In the material below, find every line with "ylabel" and pull it out.

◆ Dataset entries

↓↓↓

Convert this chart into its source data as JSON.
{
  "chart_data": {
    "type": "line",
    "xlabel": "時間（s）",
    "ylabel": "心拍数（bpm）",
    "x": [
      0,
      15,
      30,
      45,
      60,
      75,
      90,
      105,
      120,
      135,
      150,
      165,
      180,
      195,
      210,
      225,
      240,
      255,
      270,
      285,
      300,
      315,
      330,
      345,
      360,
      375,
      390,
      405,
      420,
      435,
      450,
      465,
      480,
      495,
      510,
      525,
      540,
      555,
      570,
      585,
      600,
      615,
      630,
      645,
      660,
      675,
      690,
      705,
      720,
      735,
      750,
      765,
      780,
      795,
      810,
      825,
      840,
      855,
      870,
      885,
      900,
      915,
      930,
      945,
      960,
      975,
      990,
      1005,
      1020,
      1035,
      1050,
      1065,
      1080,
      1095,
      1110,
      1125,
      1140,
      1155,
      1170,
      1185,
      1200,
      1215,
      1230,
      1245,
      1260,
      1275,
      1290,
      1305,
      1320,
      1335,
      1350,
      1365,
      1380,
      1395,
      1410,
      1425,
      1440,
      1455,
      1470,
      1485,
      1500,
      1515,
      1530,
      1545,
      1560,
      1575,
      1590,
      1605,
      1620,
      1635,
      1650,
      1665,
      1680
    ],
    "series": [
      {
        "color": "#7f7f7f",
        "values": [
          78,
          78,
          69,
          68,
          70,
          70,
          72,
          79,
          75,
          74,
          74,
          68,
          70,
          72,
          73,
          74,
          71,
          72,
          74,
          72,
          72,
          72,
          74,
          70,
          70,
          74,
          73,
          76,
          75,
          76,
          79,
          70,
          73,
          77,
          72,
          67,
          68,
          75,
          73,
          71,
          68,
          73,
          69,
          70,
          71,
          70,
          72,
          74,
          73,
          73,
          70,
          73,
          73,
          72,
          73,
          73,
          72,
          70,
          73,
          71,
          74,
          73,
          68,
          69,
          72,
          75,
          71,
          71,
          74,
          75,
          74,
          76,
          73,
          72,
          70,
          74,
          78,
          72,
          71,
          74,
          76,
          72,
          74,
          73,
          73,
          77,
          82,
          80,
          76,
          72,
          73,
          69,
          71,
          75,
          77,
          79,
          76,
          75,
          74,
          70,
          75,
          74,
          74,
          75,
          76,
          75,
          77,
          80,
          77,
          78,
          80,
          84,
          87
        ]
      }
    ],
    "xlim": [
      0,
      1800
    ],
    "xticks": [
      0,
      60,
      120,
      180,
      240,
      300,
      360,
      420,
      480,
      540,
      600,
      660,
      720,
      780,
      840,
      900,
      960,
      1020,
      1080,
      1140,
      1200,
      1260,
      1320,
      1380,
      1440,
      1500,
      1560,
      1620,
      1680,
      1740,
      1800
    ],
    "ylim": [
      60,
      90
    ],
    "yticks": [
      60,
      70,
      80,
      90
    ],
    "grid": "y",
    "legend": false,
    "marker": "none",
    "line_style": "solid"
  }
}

↑↑↑
↓↓↓

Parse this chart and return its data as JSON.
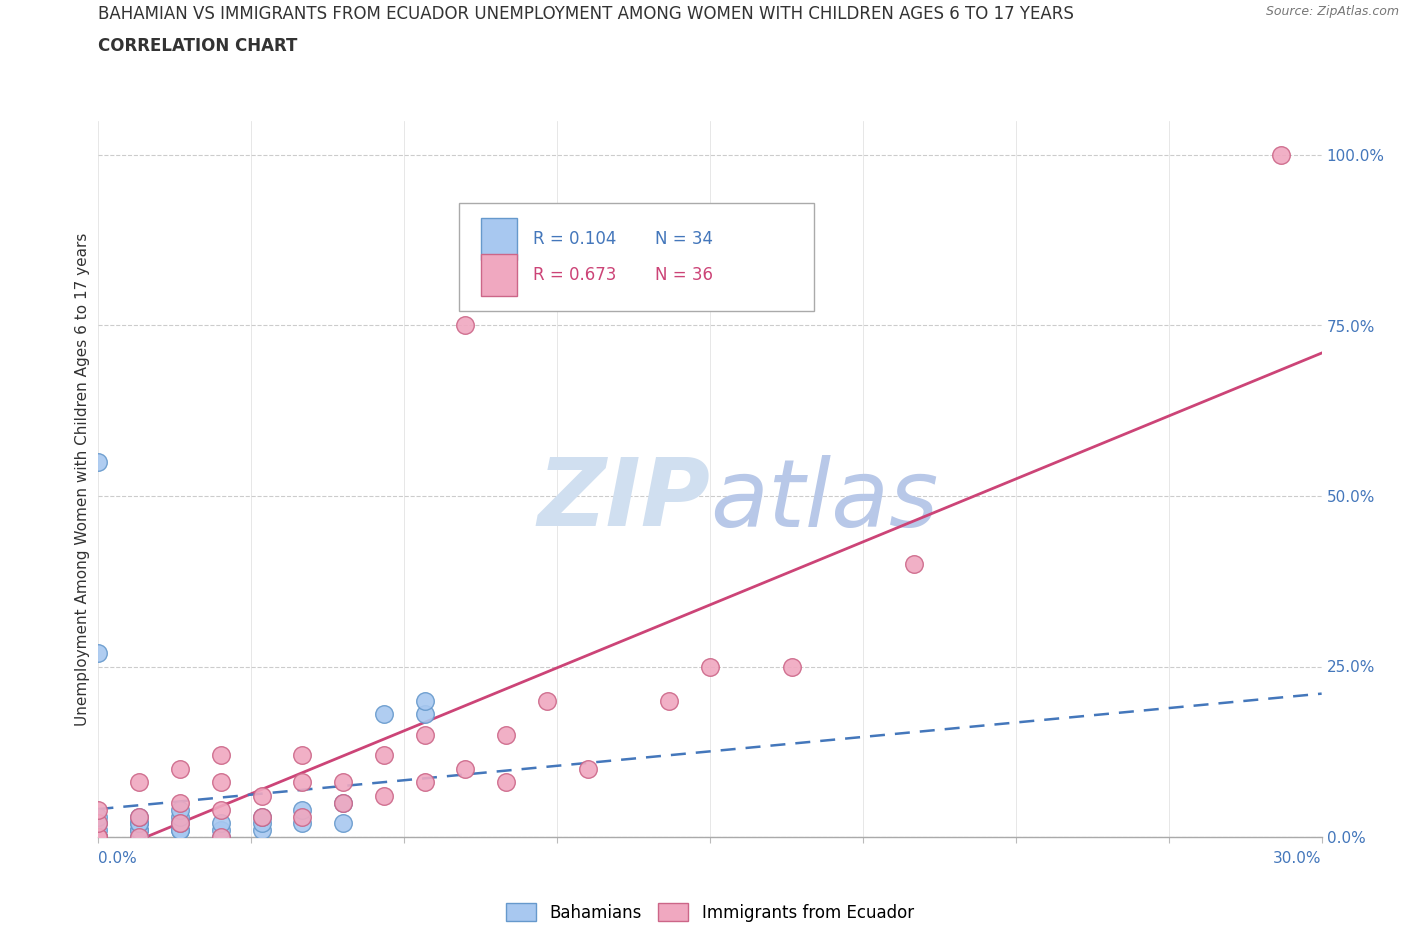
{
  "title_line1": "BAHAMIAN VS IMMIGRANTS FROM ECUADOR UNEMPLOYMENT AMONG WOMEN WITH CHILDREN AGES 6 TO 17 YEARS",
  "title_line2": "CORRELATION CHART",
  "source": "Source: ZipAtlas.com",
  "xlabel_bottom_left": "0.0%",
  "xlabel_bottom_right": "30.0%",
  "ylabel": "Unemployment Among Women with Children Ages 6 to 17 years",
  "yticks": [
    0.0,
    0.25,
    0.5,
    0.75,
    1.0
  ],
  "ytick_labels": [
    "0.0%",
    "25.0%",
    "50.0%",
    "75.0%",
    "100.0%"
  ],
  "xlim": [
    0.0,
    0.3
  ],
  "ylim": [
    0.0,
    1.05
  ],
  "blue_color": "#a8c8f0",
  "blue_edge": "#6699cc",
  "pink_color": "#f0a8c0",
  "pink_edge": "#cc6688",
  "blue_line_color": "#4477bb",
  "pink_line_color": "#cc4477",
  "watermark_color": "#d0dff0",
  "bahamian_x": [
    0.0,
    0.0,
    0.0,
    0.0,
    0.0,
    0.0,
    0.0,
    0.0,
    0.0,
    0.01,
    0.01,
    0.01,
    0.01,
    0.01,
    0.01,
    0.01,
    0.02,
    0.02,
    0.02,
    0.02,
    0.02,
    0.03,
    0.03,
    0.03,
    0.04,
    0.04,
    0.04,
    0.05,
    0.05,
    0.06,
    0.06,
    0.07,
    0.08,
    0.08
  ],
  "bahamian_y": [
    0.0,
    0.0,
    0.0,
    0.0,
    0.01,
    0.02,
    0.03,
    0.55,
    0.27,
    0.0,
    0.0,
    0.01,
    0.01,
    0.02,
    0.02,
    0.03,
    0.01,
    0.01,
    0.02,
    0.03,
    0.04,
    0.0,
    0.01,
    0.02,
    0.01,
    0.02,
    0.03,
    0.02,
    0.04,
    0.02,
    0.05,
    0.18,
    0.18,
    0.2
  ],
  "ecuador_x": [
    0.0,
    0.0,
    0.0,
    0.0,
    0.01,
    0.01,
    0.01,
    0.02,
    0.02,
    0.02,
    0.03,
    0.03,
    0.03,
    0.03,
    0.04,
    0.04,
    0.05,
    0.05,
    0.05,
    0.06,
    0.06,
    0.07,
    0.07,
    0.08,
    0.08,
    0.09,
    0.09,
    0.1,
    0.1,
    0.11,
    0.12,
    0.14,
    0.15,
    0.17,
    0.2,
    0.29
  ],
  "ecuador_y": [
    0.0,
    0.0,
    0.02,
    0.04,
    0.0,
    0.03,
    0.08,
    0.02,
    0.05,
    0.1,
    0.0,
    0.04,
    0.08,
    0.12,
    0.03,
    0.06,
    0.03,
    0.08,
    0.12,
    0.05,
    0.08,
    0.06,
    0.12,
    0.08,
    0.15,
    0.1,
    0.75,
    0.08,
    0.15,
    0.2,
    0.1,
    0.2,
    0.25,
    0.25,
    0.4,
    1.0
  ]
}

↑↑↑

◆ Output below
    "ylabel": "心拍数（bpm）",
  "ylabel": "Unemployment Among Women with Children Ages 6 to 17 years",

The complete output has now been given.